**Records that describe figures:**
★ ★ ★ ★ ★ ★ ★

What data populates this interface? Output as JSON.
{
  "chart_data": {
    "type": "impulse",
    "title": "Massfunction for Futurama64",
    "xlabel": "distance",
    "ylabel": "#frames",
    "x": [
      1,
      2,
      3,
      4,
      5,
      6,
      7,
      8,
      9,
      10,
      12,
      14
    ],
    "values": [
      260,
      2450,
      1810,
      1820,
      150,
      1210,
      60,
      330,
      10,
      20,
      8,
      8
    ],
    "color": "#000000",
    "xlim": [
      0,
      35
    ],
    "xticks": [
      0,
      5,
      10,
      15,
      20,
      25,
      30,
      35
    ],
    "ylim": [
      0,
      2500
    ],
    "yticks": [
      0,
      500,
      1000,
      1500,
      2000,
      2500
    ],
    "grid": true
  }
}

★ ★ ★ ★ ★ ★ ★

**WHAT YOU HAVE TO DO:**
Copy each line of the data above without altering a single character.

**SOLUTION FOR THIS EXERCISE:**
What data populates this interface? Output as JSON.
{
  "chart_data": {
    "type": "impulse",
    "title": "Massfunction for Futurama64",
    "xlabel": "distance",
    "ylabel": "#frames",
    "x": [
      1,
      2,
      3,
      4,
      5,
      6,
      7,
      8,
      9,
      10,
      12,
      14
    ],
    "values": [
      260,
      2450,
      1810,
      1820,
      150,
      1210,
      60,
      330,
      10,
      20,
      8,
      8
    ],
    "color": "#000000",
    "xlim": [
      0,
      35
    ],
    "xticks": [
      0,
      5,
      10,
      15,
      20,
      25,
      30,
      35
    ],
    "ylim": [
      0,
      2500
    ],
    "yticks": [
      0,
      500,
      1000,
      1500,
      2000,
      2500
    ],
    "grid": true
  }
}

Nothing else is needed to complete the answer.